--- start of Dataset entries ---
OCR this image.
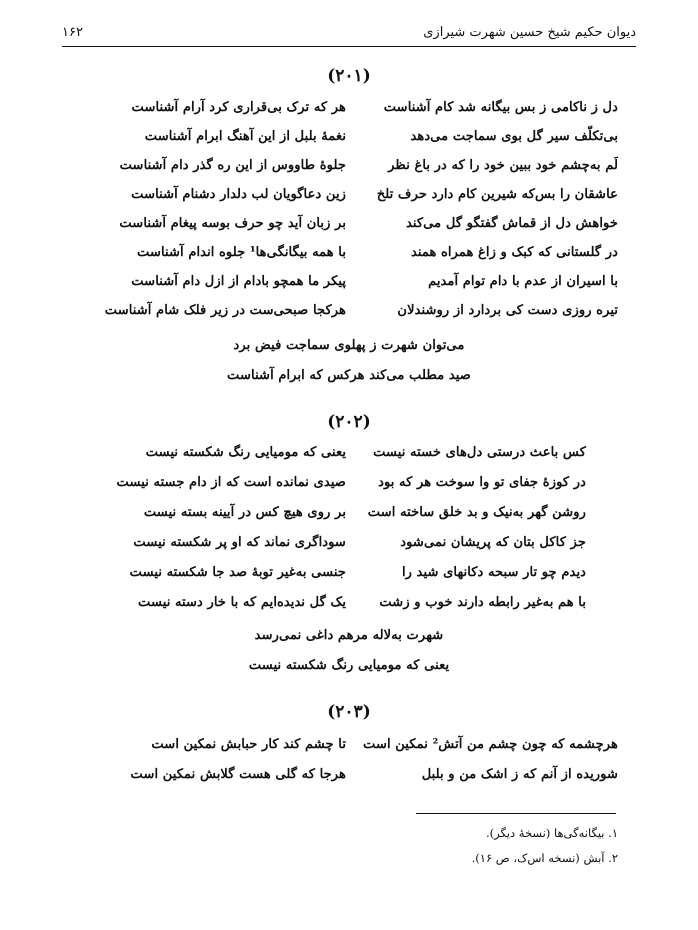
۱۶۲	دیوان حکیم شیخ حسین شهرت شیرازی
(۲۰۱)
دل ز ناکامی ز بس بیگانه شد کام آشناست
هر که ترک بی‌قراری کرد آرام آشناست
بی‌تکلّف سیر گل بوی سماجت می‌دهد
نغمهٔ بلبل از این آهنگ ابرام آشناست
لَم به‌چشم خود ببین خود را که در باغ نظر
جلوهٔ طاووس از این ره گذر دام آشناست
عاشقان را بس‌که شیرین کام دارد حرف تلخ
زین دعاگویان لب دلدار دشنام آشناست
خواهش دل از قماش گفتگو گل می‌کند
بر زبان آید چو حرف بوسه پیغام آشناست
در گلستانی که کبک و زاغ همراه همند
با همه بیگانگی‌ها¹ جلوه اندام آشناست
با اسیران از عدم با دام توام آمدیم
پیکر ما همچو بادام از ازل دام آشناست
تیره روزی دست کی بردارد از روشندلان
هرکجا صبحی‌ست در زیر فلک شام آشناست
می‌توان شهرت ز پهلوی سماجت فیض برد
صید مطلب می‌کند هرکس که ابرام آشناست
(۲۰۲)
کس باعث درستی دل‌های خسته نیست
یعنی که مومیایی رنگ شکسته نیست
در کوزهٔ جفای تو وا سوخت هر که بود
صیدی نمانده است که از دام جسته نیست
روشن گهر به‌نیک و بد خلق ساخته است
بر روی هیچ کس در آیینه بسته نیست
جز کاکل بتان که پریشان نمی‌شود
سوداگری نماند که او پر شکسته نیست
دیدم چو تار سبحه دکانهای شید را
جنسی به‌غیر توبهٔ صد جا شکسته نیست
با هم به‌غیر رابطه دارند خوب و زشت
یک گل ندیده‌ایم که با خار دسته نیست
شهرت به‌لاله مرهم داغی نمی‌رسد
یعنی که مومیایی رنگ شکسته نیست
(۲۰۳)
هرچشمه که چون چشم من آتش² نمکین است
تا چشم کند کار حبابش نمکین است
شوریده از آنم که ز اشک من و بلبل
هرجا که گلی هست گلابش نمکین است
۱. بیگانه‌گی‌ها (نسخهٔ دیگر).
۲. آبش (نسخه اس‌ک، ص ۱۶).
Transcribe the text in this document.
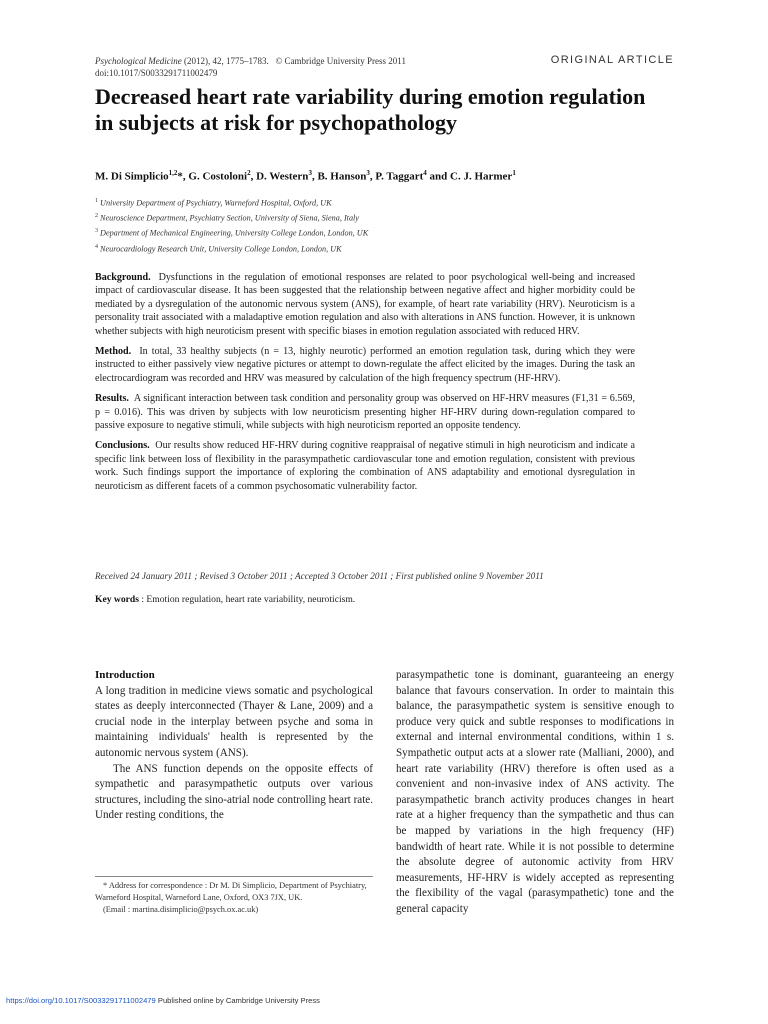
Psychological Medicine (2012), 42, 1775–1783. © Cambridge University Press 2011
doi:10.1017/S0033291711002479
ORIGINAL ARTICLE
Decreased heart rate variability during emotion regulation in subjects at risk for psychopathology
M. Di Simplicio$^{1,2}$*, G. Costoloni$^2$, D. Western$^3$, B. Hanson$^3$, P. Taggart$^4$ and C. J. Harmer$^1$
$^1$ University Department of Psychiatry, Warneford Hospital, Oxford, UK
$^2$ Neuroscience Department, Psychiatry Section, University of Siena, Siena, Italy
$^3$ Department of Mechanical Engineering, University College London, London, UK
$^4$ Neurocardiology Research Unit, University College London, London, UK

Background. Dysfunctions in the regulation of emotional responses are related to poor psychological well-being and increased impact of cardiovascular disease. It has been suggested that the relationship between negative affect and higher morbidity could be mediated by a dysregulation of the autonomic nervous system (ANS), for example, of heart rate variability (HRV). Neuroticism is a personality trait associated with a maladaptive emotion regulation and also with alterations in ANS function. However, it is unknown whether subjects with high neuroticism present with specific biases in emotion regulation associated with reduced HRV.

Method. In total, 33 healthy subjects (n = 13, highly neurotic) performed an emotion regulation task, during which they were instructed to either passively view negative pictures or attempt to down-regulate the affect elicited by the images. During the task an electrocardiogram was recorded and HRV was measured by calculation of the high frequency spectrum (HF-HRV).

Results. A significant interaction between task condition and personality group was observed on HF-HRV measures (F1,31 = 6.569, p = 0.016). This was driven by subjects with low neuroticism presenting higher HF-HRV during down-regulation compared to passive exposure to negative stimuli, while subjects with high neuroticism reported an opposite tendency.

Conclusions. Our results show reduced HF-HRV during cognitive reappraisal of negative stimuli in high neuroticism and indicate a specific link between loss of flexibility in the parasympathetic cardiovascular tone and emotion regulation, consistent with previous work. Such findings support the importance of exploring the combination of ANS adaptability and emotional dysregulation in neuroticism as different facets of a common psychosomatic vulnerability factor.

Received 24 January 2011 ; Revised 3 October 2011 ; Accepted 3 October 2011 ; First published online 9 November 2011
Key words : Emotion regulation, heart rate variability, neuroticism.

Introduction

A long tradition in medicine views somatic and psychological states as deeply interconnected (Thayer & Lane, 2009) and a crucial node in the interplay between psyche and soma in maintaining individuals' health is represented by the autonomic nervous system (ANS).

The ANS function depends on the opposite effects of sympathetic and parasympathetic outputs over various structures, including the sino-atrial node controlling heart rate. Under resting conditions, the

parasympathetic tone is dominant, guaranteeing an energy balance that favours conservation. In order to maintain this balance, the parasympathetic system is sensitive enough to produce very quick and subtle responses to modifications in external and internal environmental conditions, within 1 s. Sympathetic output acts at a slower rate (Malliani, 2000), and heart rate variability (HRV) therefore is often used as a convenient and non-invasive index of ANS activity. The parasympathetic branch activity produces changes in heart rate at a higher frequency than the sympathetic and thus can be mapped by variations in the high frequency (HF) bandwidth of heart rate. While it is not possible to determine the absolute degree of autonomic activity from HRV measurements, HF-HRV is widely accepted as representing the flexibility of the vagal (parasympathetic) tone and the general capacity

* Address for correspondence : Dr M. Di Simplicio, Department of Psychiatry, Warneford Hospital, Warneford Lane, Oxford, OX3 7JX, UK.

(Email : martina.disimplicio@psych.ox.ac.uk)

https://doi.org/10.1017/S0033291711002479 Published online by Cambridge University Press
--- end of Dataset entries ---
### Objective
Every line in the data above that contains "Hospital" needs to be copied.

### Reply
$^1$ University Department of Psychiatry, Warneford Hospital, Oxford, UK
* Address for correspondence : Dr M. Di Simplicio, Department of Psychiatry, Warneford Hospital, Warneford Lane, Oxford, OX3 7JX, UK.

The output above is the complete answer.